Listing:
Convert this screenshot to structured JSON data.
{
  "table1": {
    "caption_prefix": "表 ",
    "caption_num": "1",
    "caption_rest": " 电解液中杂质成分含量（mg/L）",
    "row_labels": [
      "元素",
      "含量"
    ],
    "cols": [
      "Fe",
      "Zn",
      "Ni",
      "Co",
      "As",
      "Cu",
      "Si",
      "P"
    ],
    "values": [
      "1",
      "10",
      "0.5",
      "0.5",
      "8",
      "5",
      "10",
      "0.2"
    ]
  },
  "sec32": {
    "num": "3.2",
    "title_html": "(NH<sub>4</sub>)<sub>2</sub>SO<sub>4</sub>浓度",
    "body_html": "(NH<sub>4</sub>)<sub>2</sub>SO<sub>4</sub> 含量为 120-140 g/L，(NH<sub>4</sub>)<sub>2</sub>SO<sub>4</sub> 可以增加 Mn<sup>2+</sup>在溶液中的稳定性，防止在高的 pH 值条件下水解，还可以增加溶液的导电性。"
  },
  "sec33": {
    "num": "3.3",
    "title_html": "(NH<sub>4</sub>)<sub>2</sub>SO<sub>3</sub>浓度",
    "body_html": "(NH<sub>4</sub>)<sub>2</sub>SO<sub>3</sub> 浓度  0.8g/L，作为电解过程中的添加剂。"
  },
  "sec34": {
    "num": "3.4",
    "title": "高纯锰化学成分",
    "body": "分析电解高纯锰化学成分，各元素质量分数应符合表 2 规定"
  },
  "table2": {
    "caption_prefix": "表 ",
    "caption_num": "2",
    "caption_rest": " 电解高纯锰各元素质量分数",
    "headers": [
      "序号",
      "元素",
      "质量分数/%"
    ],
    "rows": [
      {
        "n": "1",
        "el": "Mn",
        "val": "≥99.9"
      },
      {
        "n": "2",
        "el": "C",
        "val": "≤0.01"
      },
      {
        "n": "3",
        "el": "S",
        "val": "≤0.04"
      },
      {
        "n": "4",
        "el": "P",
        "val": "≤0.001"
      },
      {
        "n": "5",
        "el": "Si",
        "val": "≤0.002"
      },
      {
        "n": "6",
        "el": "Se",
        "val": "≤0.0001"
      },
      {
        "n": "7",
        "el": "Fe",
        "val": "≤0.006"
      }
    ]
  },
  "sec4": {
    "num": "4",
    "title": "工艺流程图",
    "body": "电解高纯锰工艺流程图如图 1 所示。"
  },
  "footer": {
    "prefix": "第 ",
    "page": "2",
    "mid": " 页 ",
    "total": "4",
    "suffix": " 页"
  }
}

Goal: Exact copies of all the records are required.

Complete answer:
Convert this screenshot to structured JSON data.
{
  "table1": {
    "caption_prefix": "表 ",
    "caption_num": "1",
    "caption_rest": " 电解液中杂质成分含量（mg/L）",
    "row_labels": [
      "元素",
      "含量"
    ],
    "cols": [
      "Fe",
      "Zn",
      "Ni",
      "Co",
      "As",
      "Cu",
      "Si",
      "P"
    ],
    "values": [
      "1",
      "10",
      "0.5",
      "0.5",
      "8",
      "5",
      "10",
      "0.2"
    ]
  },
  "sec32": {
    "num": "3.2",
    "title_html": "(NH<sub>4</sub>)<sub>2</sub>SO<sub>4</sub>浓度",
    "body_html": "(NH<sub>4</sub>)<sub>2</sub>SO<sub>4</sub> 含量为 120-140 g/L，(NH<sub>4</sub>)<sub>2</sub>SO<sub>4</sub> 可以增加 Mn<sup>2+</sup>在溶液中的稳定性，防止在高的 pH 值条件下水解，还可以增加溶液的导电性。"
  },
  "sec33": {
    "num": "3.3",
    "title_html": "(NH<sub>4</sub>)<sub>2</sub>SO<sub>3</sub>浓度",
    "body_html": "(NH<sub>4</sub>)<sub>2</sub>SO<sub>3</sub> 浓度  0.8g/L，作为电解过程中的添加剂。"
  },
  "sec34": {
    "num": "3.4",
    "title": "高纯锰化学成分",
    "body": "分析电解高纯锰化学成分，各元素质量分数应符合表 2 规定"
  },
  "table2": {
    "caption_prefix": "表 ",
    "caption_num": "2",
    "caption_rest": " 电解高纯锰各元素质量分数",
    "headers": [
      "序号",
      "元素",
      "质量分数/%"
    ],
    "rows": [
      {
        "n": "1",
        "el": "Mn",
        "val": "≥99.9"
      },
      {
        "n": "2",
        "el": "C",
        "val": "≤0.01"
      },
      {
        "n": "3",
        "el": "S",
        "val": "≤0.04"
      },
      {
        "n": "4",
        "el": "P",
        "val": "≤0.001"
      },
      {
        "n": "5",
        "el": "Si",
        "val": "≤0.002"
      },
      {
        "n": "6",
        "el": "Se",
        "val": "≤0.0001"
      },
      {
        "n": "7",
        "el": "Fe",
        "val": "≤0.006"
      }
    ]
  },
  "sec4": {
    "num": "4",
    "title": "工艺流程图",
    "body": "电解高纯锰工艺流程图如图 1 所示。"
  },
  "footer": {
    "prefix": "第 ",
    "page": "2",
    "mid": " 页 ",
    "total": "4",
    "suffix": " 页"
  }
}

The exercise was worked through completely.